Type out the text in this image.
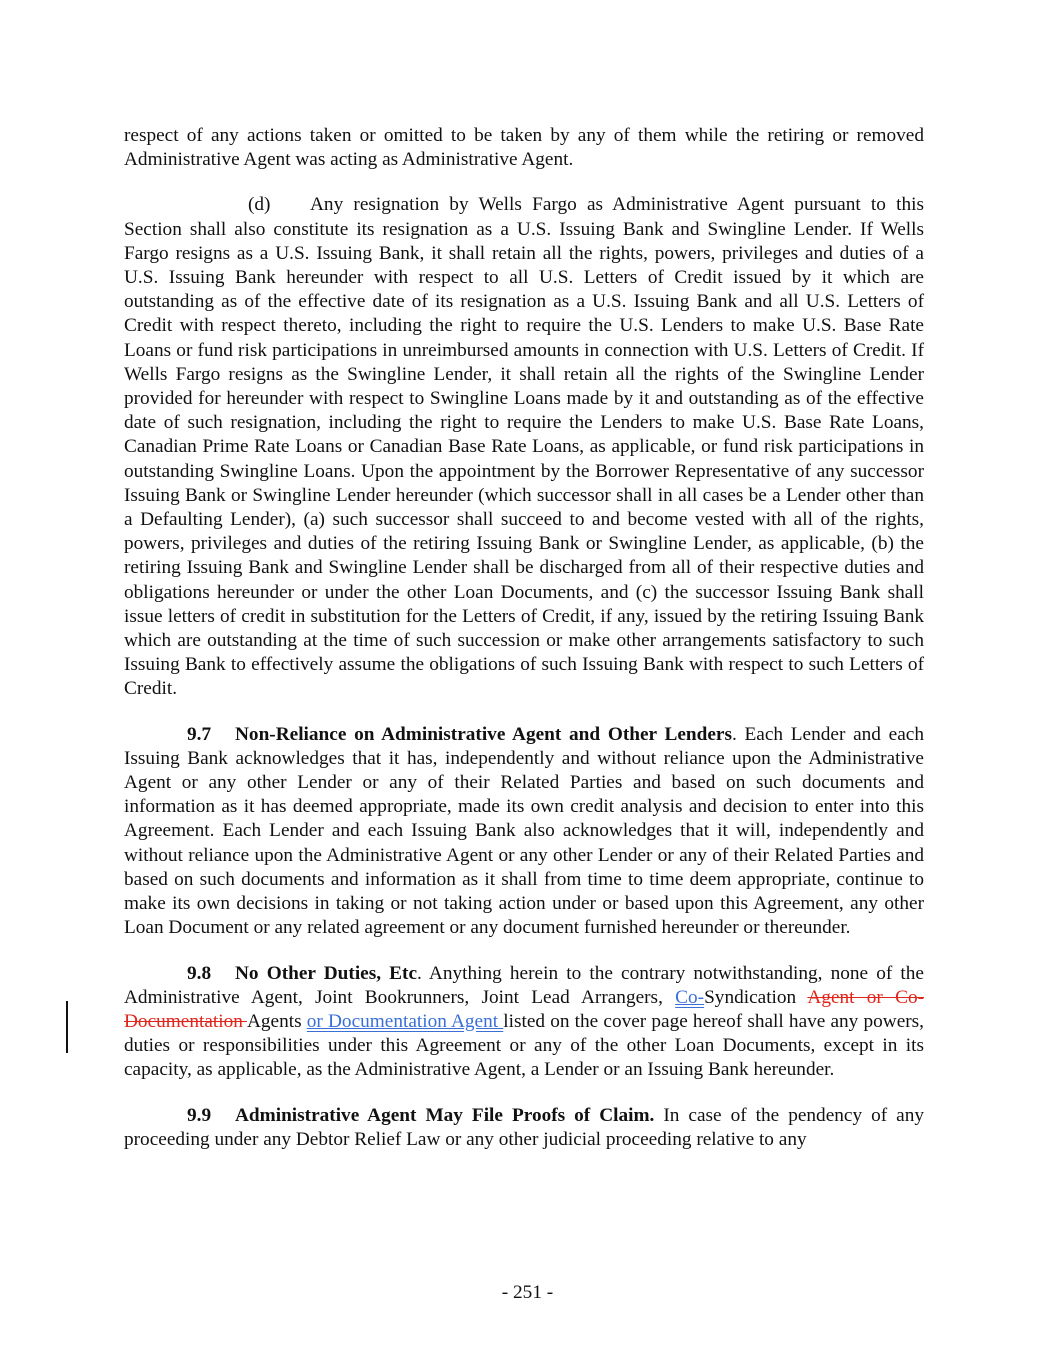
respect of any actions taken or omitted to be taken by any of them while the retiring or removed Administrative Agent was acting as Administrative Agent.

(d) Any resignation by Wells Fargo as Administrative Agent pursuant to this Section shall also constitute its resignation as a U.S. Issuing Bank and Swingline Lender. If Wells Fargo resigns as a U.S. Issuing Bank, it shall retain all the rights, powers, privileges and duties of a U.S. Issuing Bank hereunder with respect to all U.S. Letters of Credit issued by it which are outstanding as of the effective date of its resignation as a U.S. Issuing Bank and all U.S. Letters of Credit with respect thereto, including the right to require the U.S. Lenders to make U.S. Base Rate Loans or fund risk participations in unreimbursed amounts in connection with U.S. Letters of Credit. If Wells Fargo resigns as the Swingline Lender, it shall retain all the rights of the Swingline Lender provided for hereunder with respect to Swingline Loans made by it and outstanding as of the effective date of such resignation, including the right to require the Lenders to make U.S. Base Rate Loans, Canadian Prime Rate Loans or Canadian Base Rate Loans, as applicable, or fund risk participations in outstanding Swingline Loans. Upon the appointment by the Borrower Representative of any successor Issuing Bank or Swingline Lender hereunder (which successor shall in all cases be a Lender other than a Defaulting Lender), (a) such successor shall succeed to and become vested with all of the rights, powers, privileges and duties of the retiring Issuing Bank or Swingline Lender, as applicable, (b) the retiring Issuing Bank and Swingline Lender shall be discharged from all of their respective duties and obligations hereunder or under the other Loan Documents, and (c) the successor Issuing Bank shall issue letters of credit in substitution for the Letters of Credit, if any, issued by the retiring Issuing Bank which are outstanding at the time of such succession or make other arrangements satisfactory to such Issuing Bank to effectively assume the obligations of such Issuing Bank with respect to such Letters of Credit.

9.7 Non-Reliance on Administrative Agent and Other Lenders. Each Lender and each Issuing Bank acknowledges that it has, independently and without reliance upon the Administrative Agent or any other Lender or any of their Related Parties and based on such documents and information as it has deemed appropriate, made its own credit analysis and decision to enter into this Agreement. Each Lender and each Issuing Bank also acknowledges that it will, independently and without reliance upon the Administrative Agent or any other Lender or any of their Related Parties and based on such documents and information as it shall from time to time deem appropriate, continue to make its own decisions in taking or not taking action under or based upon this Agreement, any other Loan Document or any related agreement or any document furnished hereunder or thereunder.

9.8 No Other Duties, Etc. Anything herein to the contrary notwithstanding, none of the Administrative Agent, Joint Bookrunners, Joint Lead Arrangers, Co-Syndication Agent or Co-Documentation Agents or Documentation Agent listed on the cover page hereof shall have any powers, duties or responsibilities under this Agreement or any of the other Loan Documents, except in its capacity, as applicable, as the Administrative Agent, a Lender or an Issuing Bank hereunder.

9.9 Administrative Agent May File Proofs of Claim. In case of the pendency of any proceeding under any Debtor Relief Law or any other judicial proceeding relative to any

- 251 -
■ ■ ■ ■ ■
## OBJECTIVE
Each line of the data should be quoted exactly, with pictures left out.

## SOLVED EXERCISE
Type out the text in this image.
respect of any actions taken or omitted to be taken by any of them while the retiring or removed Administrative Agent was acting as Administrative Agent.

(d) Any resignation by Wells Fargo as Administrative Agent pursuant to this Section shall also constitute its resignation as a U.S. Issuing Bank and Swingline Lender. If Wells Fargo resigns as a U.S. Issuing Bank, it shall retain all the rights, powers, privileges and duties of a U.S. Issuing Bank hereunder with respect to all U.S. Letters of Credit issued by it which are outstanding as of the effective date of its resignation as a U.S. Issuing Bank and all U.S. Letters of Credit with respect thereto, including the right to require the U.S. Lenders to make U.S. Base Rate Loans or fund risk participations in unreimbursed amounts in connection with U.S. Letters of Credit. If Wells Fargo resigns as the Swingline Lender, it shall retain all the rights of the Swingline Lender provided for hereunder with respect to Swingline Loans made by it and outstanding as of the effective date of such resignation, including the right to require the Lenders to make U.S. Base Rate Loans, Canadian Prime Rate Loans or Canadian Base Rate Loans, as applicable, or fund risk participations in outstanding Swingline Loans. Upon the appointment by the Borrower Representative of any successor Issuing Bank or Swingline Lender hereunder (which successor shall in all cases be a Lender other than a Defaulting Lender), (a) such successor shall succeed to and become vested with all of the rights, powers, privileges and duties of the retiring Issuing Bank or Swingline Lender, as applicable, (b) the retiring Issuing Bank and Swingline Lender shall be discharged from all of their respective duties and obligations hereunder or under the other Loan Documents, and (c) the successor Issuing Bank shall issue letters of credit in substitution for the Letters of Credit, if any, issued by the retiring Issuing Bank which are outstanding at the time of such succession or make other arrangements satisfactory to such Issuing Bank to effectively assume the obligations of such Issuing Bank with respect to such Letters of Credit.

9.7 Non-Reliance on Administrative Agent and Other Lenders. Each Lender and each Issuing Bank acknowledges that it has, independently and without reliance upon the Administrative Agent or any other Lender or any of their Related Parties and based on such documents and information as it has deemed appropriate, made its own credit analysis and decision to enter into this Agreement. Each Lender and each Issuing Bank also acknowledges that it will, independently and without reliance upon the Administrative Agent or any other Lender or any of their Related Parties and based on such documents and information as it shall from time to time deem appropriate, continue to make its own decisions in taking or not taking action under or based upon this Agreement, any other Loan Document or any related agreement or any document furnished hereunder or thereunder.

9.8 No Other Duties, Etc. Anything herein to the contrary notwithstanding, none of the Administrative Agent, Joint Bookrunners, Joint Lead Arrangers, Co-Syndication Agent or Co-Documentation Agents or Documentation Agent listed on the cover page hereof shall have any powers, duties or responsibilities under this Agreement or any of the other Loan Documents, except in its capacity, as applicable, as the Administrative Agent, a Lender or an Issuing Bank hereunder.

9.9 Administrative Agent May File Proofs of Claim. In case of the pendency of any proceeding under any Debtor Relief Law or any other judicial proceeding relative to any

- 251 -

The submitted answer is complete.